Start

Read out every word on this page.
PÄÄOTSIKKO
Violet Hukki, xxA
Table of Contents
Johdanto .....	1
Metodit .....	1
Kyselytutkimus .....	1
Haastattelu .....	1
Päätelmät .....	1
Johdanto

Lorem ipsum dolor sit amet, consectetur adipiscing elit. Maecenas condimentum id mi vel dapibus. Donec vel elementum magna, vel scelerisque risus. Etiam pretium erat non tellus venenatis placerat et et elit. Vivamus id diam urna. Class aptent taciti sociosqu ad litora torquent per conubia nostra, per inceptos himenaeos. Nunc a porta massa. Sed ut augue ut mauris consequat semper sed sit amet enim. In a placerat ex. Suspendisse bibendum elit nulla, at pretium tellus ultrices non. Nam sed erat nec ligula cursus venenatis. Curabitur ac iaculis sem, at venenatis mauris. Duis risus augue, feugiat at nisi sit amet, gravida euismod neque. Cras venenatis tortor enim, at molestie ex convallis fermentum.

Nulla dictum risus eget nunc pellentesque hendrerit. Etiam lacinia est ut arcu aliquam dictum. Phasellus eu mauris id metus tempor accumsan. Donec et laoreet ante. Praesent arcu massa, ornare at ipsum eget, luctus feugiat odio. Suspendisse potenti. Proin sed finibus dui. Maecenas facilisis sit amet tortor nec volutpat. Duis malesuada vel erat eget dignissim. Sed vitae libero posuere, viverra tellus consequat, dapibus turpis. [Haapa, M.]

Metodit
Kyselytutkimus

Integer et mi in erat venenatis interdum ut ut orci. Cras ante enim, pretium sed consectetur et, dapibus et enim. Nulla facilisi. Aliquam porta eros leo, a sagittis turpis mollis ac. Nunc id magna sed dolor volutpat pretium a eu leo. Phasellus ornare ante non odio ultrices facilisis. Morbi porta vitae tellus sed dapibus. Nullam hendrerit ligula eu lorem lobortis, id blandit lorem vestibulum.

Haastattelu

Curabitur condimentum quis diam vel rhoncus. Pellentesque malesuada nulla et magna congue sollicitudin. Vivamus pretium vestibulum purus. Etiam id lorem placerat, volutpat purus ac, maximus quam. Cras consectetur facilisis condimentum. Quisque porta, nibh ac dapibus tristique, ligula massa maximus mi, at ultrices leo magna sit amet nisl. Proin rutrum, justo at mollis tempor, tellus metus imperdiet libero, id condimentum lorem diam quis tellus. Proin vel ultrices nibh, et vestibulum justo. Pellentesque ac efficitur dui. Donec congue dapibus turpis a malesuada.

End

*Required task*:
Retype the listing exactly, in full.

*Result of this exercise*:
Read out every word on this page.
PÄÄOTSIKKO
Violet Hukki, xxA
Table of Contents
Johdanto .....	1
Metodit .....	1
Kyselytutkimus .....	1
Haastattelu .....	1
Päätelmät .....	1
Johdanto

Lorem ipsum dolor sit amet, consectetur adipiscing elit. Maecenas condimentum id mi vel dapibus. Donec vel elementum magna, vel scelerisque risus. Etiam pretium erat non tellus venenatis placerat et et elit. Vivamus id diam urna. Class aptent taciti sociosqu ad litora torquent per conubia nostra, per inceptos himenaeos. Nunc a porta massa. Sed ut augue ut mauris consequat semper sed sit amet enim. In a placerat ex. Suspendisse bibendum elit nulla, at pretium tellus ultrices non. Nam sed erat nec ligula cursus venenatis. Curabitur ac iaculis sem, at venenatis mauris. Duis risus augue, feugiat at nisi sit amet, gravida euismod neque. Cras venenatis tortor enim, at molestie ex convallis fermentum.

Nulla dictum risus eget nunc pellentesque hendrerit. Etiam lacinia est ut arcu aliquam dictum. Phasellus eu mauris id metus tempor accumsan. Donec et laoreet ante. Praesent arcu massa, ornare at ipsum eget, luctus feugiat odio. Suspendisse potenti. Proin sed finibus dui. Maecenas facilisis sit amet tortor nec volutpat. Duis malesuada vel erat eget dignissim. Sed vitae libero posuere, viverra tellus consequat, dapibus turpis. [Haapa, M.]

Metodit
Kyselytutkimus

Integer et mi in erat venenatis interdum ut ut orci. Cras ante enim, pretium sed consectetur et, dapibus et enim. Nulla facilisi. Aliquam porta eros leo, a sagittis turpis mollis ac. Nunc id magna sed dolor volutpat pretium a eu leo. Phasellus ornare ante non odio ultrices facilisis. Morbi porta vitae tellus sed dapibus. Nullam hendrerit ligula eu lorem lobortis, id blandit lorem vestibulum.

Haastattelu

Curabitur condimentum quis diam vel rhoncus. Pellentesque malesuada nulla et magna congue sollicitudin. Vivamus pretium vestibulum purus. Etiam id lorem placerat, volutpat purus ac, maximus quam. Cras consectetur facilisis condimentum. Quisque porta, nibh ac dapibus tristique, ligula massa maximus mi, at ultrices leo magna sit amet nisl. Proin rutrum, justo at mollis tempor, tellus metus imperdiet libero, id condimentum lorem diam quis tellus. Proin vel ultrices nibh, et vestibulum justo. Pellentesque ac efficitur dui. Donec congue dapibus turpis a malesuada.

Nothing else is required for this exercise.